(Stored dataset items)
▬▬▬▬▬▬▬▬▬▬
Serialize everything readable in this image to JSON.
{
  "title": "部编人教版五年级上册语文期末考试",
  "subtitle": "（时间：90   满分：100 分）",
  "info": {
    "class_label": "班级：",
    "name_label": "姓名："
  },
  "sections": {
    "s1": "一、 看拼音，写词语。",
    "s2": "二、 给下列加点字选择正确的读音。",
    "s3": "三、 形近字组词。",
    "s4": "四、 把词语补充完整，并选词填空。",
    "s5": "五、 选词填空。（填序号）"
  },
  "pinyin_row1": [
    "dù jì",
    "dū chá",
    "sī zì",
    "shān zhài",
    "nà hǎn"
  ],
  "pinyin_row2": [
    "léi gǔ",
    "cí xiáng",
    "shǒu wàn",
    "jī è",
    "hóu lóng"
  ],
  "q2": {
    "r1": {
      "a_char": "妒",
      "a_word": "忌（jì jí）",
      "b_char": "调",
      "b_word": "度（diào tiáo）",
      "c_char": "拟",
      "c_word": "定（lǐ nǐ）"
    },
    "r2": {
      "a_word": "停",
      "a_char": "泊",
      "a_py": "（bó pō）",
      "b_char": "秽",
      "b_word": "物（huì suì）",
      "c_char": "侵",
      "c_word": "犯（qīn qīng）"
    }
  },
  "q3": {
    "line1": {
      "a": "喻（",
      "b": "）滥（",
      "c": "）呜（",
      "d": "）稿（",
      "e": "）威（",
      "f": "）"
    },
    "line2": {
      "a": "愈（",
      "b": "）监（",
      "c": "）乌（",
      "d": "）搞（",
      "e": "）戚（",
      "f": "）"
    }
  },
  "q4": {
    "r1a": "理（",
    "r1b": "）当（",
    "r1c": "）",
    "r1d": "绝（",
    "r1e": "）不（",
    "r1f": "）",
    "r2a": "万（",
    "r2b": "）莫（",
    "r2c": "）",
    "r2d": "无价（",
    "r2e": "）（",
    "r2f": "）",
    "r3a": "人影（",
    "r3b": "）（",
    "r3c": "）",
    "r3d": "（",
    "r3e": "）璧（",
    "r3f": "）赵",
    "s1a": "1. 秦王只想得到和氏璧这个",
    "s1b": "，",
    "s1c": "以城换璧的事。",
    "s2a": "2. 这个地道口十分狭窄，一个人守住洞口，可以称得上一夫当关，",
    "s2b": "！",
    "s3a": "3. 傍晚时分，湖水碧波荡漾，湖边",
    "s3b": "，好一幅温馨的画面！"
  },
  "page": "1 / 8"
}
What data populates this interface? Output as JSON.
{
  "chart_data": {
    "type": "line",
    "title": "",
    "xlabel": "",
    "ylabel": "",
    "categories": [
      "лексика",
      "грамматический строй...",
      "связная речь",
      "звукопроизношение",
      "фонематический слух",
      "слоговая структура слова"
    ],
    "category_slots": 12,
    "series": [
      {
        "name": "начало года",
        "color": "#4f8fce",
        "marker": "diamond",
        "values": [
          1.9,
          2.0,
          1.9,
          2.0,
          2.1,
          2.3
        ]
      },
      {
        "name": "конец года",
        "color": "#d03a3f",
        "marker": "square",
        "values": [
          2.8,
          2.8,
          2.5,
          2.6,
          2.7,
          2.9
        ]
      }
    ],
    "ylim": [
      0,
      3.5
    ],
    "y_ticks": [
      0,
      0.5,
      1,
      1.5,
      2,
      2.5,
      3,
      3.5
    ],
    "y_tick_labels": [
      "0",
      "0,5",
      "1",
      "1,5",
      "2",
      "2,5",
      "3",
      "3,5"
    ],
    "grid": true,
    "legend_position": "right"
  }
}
▬▬▬▬▬▬▬▬▬▬
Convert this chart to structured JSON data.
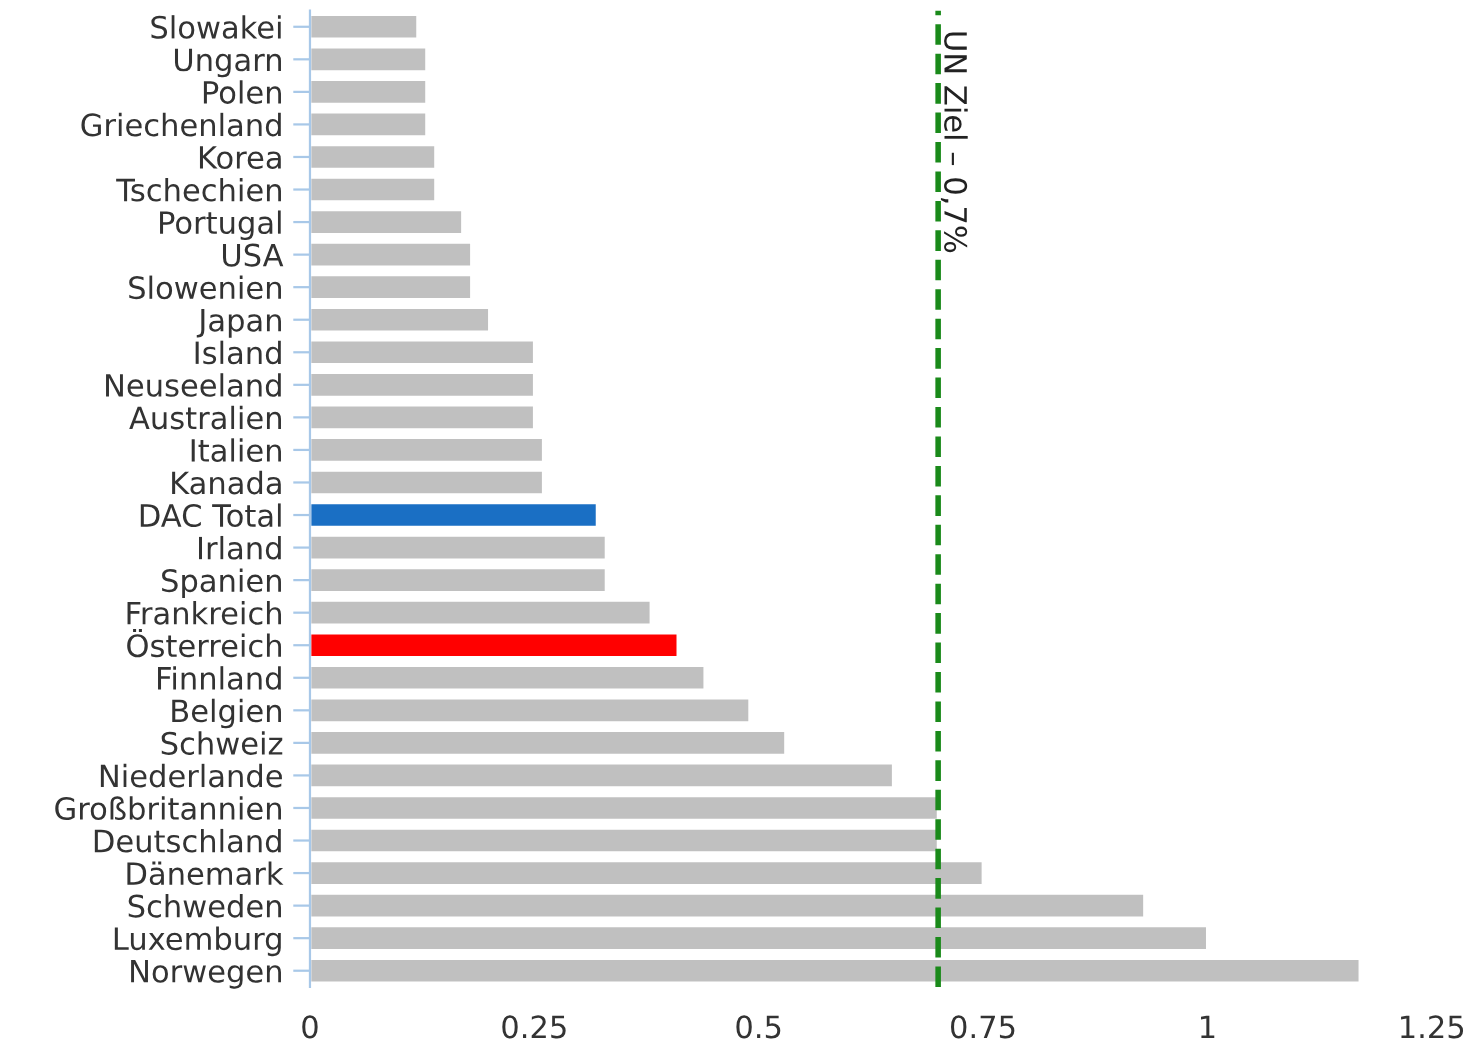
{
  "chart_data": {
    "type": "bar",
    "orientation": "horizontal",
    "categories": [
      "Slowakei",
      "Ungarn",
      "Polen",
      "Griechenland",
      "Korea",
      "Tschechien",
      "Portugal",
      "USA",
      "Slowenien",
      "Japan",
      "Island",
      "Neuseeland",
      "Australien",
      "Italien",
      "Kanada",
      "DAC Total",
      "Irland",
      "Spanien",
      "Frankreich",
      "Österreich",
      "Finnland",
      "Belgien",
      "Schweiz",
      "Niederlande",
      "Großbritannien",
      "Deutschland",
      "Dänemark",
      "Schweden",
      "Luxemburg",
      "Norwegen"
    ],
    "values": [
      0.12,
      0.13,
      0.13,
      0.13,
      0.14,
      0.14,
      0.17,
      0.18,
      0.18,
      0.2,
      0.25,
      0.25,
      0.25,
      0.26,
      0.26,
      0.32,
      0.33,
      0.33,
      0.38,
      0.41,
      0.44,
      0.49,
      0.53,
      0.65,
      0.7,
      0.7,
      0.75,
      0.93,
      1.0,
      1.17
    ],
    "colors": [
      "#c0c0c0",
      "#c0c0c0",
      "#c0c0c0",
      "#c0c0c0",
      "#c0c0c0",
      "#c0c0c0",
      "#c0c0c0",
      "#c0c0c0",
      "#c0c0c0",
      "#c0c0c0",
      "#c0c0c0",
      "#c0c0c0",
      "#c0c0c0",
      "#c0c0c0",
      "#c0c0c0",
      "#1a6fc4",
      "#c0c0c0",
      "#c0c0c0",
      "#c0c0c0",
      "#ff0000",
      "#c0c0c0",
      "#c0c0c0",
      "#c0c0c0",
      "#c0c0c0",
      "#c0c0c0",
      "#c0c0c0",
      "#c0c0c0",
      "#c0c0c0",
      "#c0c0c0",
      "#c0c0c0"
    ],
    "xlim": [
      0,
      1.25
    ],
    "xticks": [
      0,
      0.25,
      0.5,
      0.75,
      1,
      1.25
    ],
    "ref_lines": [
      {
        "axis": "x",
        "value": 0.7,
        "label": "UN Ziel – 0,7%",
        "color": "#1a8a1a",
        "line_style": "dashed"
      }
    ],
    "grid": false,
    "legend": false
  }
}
▬▬▬▬▬▬▬▬▬▬
Exercise goal - Find each line holding the word "this" and copy it.

Task solution -
Serialize everything readable in this image to JSON.
What data populates this interface? Output as JSON.
Convert this chart to structured JSON data.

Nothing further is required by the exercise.